- Task requirements:
State how many lines of the entries hold the string "金沙路校区", and nothing more.

Items from a data source
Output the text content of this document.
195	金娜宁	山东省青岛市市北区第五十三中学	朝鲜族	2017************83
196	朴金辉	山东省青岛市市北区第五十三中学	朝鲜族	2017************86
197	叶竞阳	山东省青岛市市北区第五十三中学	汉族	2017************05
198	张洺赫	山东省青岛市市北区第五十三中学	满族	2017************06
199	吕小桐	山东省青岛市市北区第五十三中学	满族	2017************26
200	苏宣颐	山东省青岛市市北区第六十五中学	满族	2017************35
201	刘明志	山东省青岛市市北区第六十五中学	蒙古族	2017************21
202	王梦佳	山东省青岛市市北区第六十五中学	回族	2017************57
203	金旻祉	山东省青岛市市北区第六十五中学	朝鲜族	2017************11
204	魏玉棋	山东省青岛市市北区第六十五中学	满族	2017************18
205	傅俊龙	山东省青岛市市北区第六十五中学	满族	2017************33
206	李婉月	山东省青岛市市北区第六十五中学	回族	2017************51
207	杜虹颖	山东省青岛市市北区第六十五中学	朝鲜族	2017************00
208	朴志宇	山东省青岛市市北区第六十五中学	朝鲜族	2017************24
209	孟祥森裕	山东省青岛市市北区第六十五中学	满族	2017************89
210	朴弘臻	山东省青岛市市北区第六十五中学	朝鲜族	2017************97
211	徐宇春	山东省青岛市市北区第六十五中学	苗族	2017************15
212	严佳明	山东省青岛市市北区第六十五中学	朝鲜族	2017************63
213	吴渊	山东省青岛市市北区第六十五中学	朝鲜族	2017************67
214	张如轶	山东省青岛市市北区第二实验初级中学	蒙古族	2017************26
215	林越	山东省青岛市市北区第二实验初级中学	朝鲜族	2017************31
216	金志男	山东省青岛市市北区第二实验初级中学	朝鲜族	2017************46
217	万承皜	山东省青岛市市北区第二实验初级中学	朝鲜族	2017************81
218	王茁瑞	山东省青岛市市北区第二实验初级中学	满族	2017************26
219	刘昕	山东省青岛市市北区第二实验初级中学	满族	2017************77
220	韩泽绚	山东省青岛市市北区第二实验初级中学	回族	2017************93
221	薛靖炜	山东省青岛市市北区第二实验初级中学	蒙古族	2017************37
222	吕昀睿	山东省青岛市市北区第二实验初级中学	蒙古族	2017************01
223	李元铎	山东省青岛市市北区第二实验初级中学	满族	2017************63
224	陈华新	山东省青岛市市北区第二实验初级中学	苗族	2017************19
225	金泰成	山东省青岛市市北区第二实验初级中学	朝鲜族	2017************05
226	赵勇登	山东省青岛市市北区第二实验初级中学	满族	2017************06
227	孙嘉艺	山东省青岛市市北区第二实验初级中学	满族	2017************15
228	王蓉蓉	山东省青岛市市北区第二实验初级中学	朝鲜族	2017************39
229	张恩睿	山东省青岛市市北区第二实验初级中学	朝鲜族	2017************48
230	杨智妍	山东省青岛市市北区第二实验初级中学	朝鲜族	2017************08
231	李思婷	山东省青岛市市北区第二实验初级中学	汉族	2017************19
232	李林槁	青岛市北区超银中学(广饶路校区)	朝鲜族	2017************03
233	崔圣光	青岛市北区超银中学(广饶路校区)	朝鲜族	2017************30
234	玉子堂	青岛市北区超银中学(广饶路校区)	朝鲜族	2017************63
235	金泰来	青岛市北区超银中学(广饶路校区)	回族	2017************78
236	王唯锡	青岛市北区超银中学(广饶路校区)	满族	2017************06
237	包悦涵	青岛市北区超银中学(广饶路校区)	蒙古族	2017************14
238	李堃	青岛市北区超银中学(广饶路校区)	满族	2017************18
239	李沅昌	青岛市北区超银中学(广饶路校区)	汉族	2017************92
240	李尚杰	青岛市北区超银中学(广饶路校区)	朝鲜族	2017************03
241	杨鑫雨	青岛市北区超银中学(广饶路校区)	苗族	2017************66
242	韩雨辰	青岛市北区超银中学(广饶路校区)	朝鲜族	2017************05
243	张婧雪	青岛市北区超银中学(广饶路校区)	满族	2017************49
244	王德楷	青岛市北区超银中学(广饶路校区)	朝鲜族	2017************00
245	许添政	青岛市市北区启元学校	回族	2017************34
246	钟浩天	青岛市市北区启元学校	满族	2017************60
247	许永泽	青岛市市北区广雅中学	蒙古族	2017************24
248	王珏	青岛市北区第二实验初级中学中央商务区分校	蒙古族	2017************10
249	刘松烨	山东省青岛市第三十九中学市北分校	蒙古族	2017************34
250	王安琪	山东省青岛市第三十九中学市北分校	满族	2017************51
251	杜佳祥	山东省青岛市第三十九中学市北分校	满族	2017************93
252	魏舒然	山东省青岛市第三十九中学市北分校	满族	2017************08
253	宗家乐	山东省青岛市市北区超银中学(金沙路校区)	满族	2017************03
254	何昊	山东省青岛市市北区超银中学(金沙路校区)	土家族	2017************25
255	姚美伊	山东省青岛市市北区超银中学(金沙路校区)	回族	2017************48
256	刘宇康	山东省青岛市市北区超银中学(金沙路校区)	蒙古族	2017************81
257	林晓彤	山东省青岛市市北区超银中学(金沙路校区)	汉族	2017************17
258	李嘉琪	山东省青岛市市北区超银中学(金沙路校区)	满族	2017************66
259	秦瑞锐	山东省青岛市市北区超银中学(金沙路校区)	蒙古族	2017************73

- Expected answer:
7